News Release
headshot of Beidas
Rinad S. Beidas, PhD

PHILADELPHIA—As the number of young people dying by suicide in the United States continues to rise—coupled with the fact that risk for suicide death is much greater with an unlocked, loaded firearm in the home—firearm safety promotion has become a key component of suicide prevention strategies. Now, a grant awarded to the Perelman School of Medicine at the University of Pennsylvania will help improve the implementation of an evidence-based firearm safety program and identify the best approach for deploying this program. The National Institute of Mental Health (NIMH), part of the National Institutes of Health (NIH), is funding the work with a $3.6 million grant over five years.

“We know that safe gun storage will result in saved lives of young people, and there’s an underused resource which can help provide information on firearm safety—pediatric primary care doctors,” said principal investigator Rinad S. Beidas, PhD, an associate professor of Psychiatry at Penn and director of the Penn Implementation Science Center at the Leonard Davis Institute of Health Economics. Beidas has a personal connection to firearm safety, having lost a family member to suicide by firearm in 2013. “After visiting the pediatrician that same year with my newborn son, I saw a huge opportunity for firearm safety promotion—our doctor asked us about home safety related to car seats and smoke detectors, but not safe firearm storage. Our previous research has shown that both clinicians and parents find firearm safety to be an appropriate topic to discuss in the primary care setting, yet these conversations do not happen routinely.”

#### [SET OF TASKS]
1. Reproduce the portion of the firearm safety grant news release from "News Release" up to and including "over five years.", keeping every word and punctuation mark as it appears.
2. Continue the firearm safety grant news release with the paragraphs that would follow its last sentence.

#### [STUDY MATERIAL]
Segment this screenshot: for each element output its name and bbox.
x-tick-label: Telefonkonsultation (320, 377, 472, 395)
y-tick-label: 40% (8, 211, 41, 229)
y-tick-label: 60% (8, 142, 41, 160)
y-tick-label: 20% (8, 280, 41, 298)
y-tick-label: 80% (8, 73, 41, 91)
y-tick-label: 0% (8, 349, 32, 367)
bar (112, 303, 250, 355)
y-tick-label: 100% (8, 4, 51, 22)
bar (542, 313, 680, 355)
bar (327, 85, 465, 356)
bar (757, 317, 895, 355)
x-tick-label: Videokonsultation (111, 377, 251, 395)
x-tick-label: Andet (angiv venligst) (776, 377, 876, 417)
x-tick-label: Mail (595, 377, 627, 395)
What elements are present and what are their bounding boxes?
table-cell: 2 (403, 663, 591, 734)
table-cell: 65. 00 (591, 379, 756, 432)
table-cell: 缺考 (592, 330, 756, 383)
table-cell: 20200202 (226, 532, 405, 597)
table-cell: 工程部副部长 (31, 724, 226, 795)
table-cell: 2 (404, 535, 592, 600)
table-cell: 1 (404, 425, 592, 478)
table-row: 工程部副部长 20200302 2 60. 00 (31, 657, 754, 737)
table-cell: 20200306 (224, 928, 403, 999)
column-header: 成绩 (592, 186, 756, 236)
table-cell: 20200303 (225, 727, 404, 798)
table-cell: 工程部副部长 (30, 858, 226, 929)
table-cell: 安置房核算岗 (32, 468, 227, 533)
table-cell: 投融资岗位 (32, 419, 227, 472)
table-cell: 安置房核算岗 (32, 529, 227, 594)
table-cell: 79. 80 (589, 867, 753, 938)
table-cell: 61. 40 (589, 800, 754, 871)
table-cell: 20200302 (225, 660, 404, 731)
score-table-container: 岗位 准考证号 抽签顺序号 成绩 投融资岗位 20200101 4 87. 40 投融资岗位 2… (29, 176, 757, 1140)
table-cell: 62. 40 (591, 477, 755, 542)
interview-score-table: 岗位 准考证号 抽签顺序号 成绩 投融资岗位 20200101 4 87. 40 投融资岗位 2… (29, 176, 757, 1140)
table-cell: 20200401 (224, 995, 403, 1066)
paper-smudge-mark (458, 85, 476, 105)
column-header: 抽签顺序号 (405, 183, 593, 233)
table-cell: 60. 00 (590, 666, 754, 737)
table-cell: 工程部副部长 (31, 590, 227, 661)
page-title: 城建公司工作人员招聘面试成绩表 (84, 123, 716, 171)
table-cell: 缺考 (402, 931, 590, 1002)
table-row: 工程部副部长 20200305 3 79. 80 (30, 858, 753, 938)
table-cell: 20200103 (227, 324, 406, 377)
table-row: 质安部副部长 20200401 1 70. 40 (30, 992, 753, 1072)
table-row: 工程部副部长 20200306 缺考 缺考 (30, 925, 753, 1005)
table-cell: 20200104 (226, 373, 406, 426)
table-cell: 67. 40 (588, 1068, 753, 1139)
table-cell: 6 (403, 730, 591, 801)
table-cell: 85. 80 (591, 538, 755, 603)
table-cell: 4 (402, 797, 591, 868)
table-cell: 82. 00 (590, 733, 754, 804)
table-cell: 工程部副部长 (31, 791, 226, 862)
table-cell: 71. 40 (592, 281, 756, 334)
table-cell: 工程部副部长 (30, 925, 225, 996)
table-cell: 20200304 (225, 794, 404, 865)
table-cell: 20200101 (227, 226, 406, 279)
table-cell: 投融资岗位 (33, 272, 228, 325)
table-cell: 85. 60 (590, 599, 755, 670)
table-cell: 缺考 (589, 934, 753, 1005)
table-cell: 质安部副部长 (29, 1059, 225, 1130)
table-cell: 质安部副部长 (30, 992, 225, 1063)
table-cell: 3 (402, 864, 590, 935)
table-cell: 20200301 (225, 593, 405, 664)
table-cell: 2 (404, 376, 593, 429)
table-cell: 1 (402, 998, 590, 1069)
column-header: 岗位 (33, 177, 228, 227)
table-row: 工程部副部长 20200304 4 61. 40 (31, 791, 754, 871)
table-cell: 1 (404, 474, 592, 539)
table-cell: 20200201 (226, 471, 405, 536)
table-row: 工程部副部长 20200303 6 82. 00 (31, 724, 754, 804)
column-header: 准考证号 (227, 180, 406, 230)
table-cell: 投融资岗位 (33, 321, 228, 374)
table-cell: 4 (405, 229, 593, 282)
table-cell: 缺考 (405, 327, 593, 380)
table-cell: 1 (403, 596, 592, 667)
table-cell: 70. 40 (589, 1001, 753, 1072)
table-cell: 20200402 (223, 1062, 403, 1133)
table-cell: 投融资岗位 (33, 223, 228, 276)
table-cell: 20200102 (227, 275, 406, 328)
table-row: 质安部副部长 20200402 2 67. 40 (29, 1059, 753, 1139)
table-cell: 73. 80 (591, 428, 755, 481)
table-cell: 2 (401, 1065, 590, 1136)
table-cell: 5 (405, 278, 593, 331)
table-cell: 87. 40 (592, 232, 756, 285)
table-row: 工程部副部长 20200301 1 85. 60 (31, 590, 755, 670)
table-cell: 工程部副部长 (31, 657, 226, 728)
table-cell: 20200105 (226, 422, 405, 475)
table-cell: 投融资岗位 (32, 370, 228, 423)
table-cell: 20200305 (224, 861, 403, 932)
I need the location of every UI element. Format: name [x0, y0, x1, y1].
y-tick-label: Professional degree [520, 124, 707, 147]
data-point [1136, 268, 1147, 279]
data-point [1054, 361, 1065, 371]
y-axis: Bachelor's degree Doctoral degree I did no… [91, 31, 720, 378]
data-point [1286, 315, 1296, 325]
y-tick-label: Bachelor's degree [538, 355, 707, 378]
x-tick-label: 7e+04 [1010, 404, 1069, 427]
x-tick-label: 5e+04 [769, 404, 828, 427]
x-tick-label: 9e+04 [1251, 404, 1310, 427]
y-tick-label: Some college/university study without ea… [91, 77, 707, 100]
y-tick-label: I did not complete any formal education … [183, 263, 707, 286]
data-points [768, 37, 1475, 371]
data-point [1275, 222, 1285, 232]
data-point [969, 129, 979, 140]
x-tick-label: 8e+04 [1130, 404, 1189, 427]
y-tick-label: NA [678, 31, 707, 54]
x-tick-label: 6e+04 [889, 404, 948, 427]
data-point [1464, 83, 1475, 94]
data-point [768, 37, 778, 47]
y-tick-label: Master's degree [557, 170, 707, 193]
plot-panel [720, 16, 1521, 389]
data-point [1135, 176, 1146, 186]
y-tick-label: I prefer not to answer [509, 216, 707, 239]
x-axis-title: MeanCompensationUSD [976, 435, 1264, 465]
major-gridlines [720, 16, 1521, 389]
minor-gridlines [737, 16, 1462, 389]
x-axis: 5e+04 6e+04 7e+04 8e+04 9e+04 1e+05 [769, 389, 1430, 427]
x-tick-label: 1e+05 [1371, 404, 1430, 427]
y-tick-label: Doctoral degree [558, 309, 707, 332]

#### [ANSWERS PROVIDED]
1.
News Release
headshot of Beidas
Rinad S. Beidas, PhD

PHILADELPHIA—As the number of young people dying by suicide in the United States continues to rise—coupled with the fact that risk for suicide death is much greater with an unlocked, loaded firearm in the home—firearm safety promotion has become a key component of suicide prevention strategies. Now, a grant awarded to the Perelman School of Medicine at the University of Pennsylvania will help improve the implementation of an evidence-based firearm safety program and identify the best approach for deploying this program. The National Institute of Mental Health (NIMH), part of the National Institutes of Health (NIH), is funding the work with a $3.6 million grant over five years.

2.
This work builds on previously funded research from Beidas and the Mental Health Research Network— a consortium of 14 research centers affiliated with the nation’s largest integrated health systems—where the team gathered feedback from pediatric clinicians, health system leaders, and firearm-owning parents to understand how to best implement Safety Check, an evidence-based firearm safety program. The program involves brief counseling in the pediatric primary care setting and providing a free cable lock to all parents who would like to take one. This approach has been shown to double the odds of self-reported safe firearm storage among parents, but has not been implemented widely. As part of their previous work, the team adapted Safety Check, now called SAFE Firearm, to enhance implementation as a universal suicide prevention strategy.

The research team will study two different approaches for implementing the SAFE Firearm program in pediatric primary care and also evaluate the effectiveness of the program on parental safe firearm storage. The first approach will nudge clinicians to implement the program using the electronic health record (EHR). The second approach will include the nudge in the EHR plus one year of support for the clinics with implementation barriers—such as clinician comfort with discussing firearm safety and helping clinics integrate this program into their workflow. The team hopes to answer whether the EHR-based nudge is powerful enough to effectively implement the program or if facilitation is needed.

The study will include 151 clinicians in 32 clinics who serve 38,989 youth annually in two large health systems in Michigan and Colorado. Results aim to guide future efforts to promote firearm safety as a universal suicide prevention strategy nationally.

“It is an honor to build on thoughtful, partnered work that we have been driving in collaboration with a range of stakeholders over the past five years. Our work would not be possible without the voices of the various experts we have engaged with, including the firearm community,” Beidas said. “This funding provides us with an important opportunity to accelerate our research with the Mental Health Research Network in hopes of achieving our shared mission of keeping youth safe.”

Additional Penn co-investigators include Alison Buttenheim, Shari Jager-Hyman, Kristin Linn, Steven Marcus, Dylan Small, and Courtney Wolk. Other researchers involved include Brian Ahmedani (site lead) and Melissa Maye at Henry Ford Health System and Kaiser Permanente Colorado’s Jennifer Boggs (site lead), Arne Beck, Matthew Daley, and Debra Ritzwoller.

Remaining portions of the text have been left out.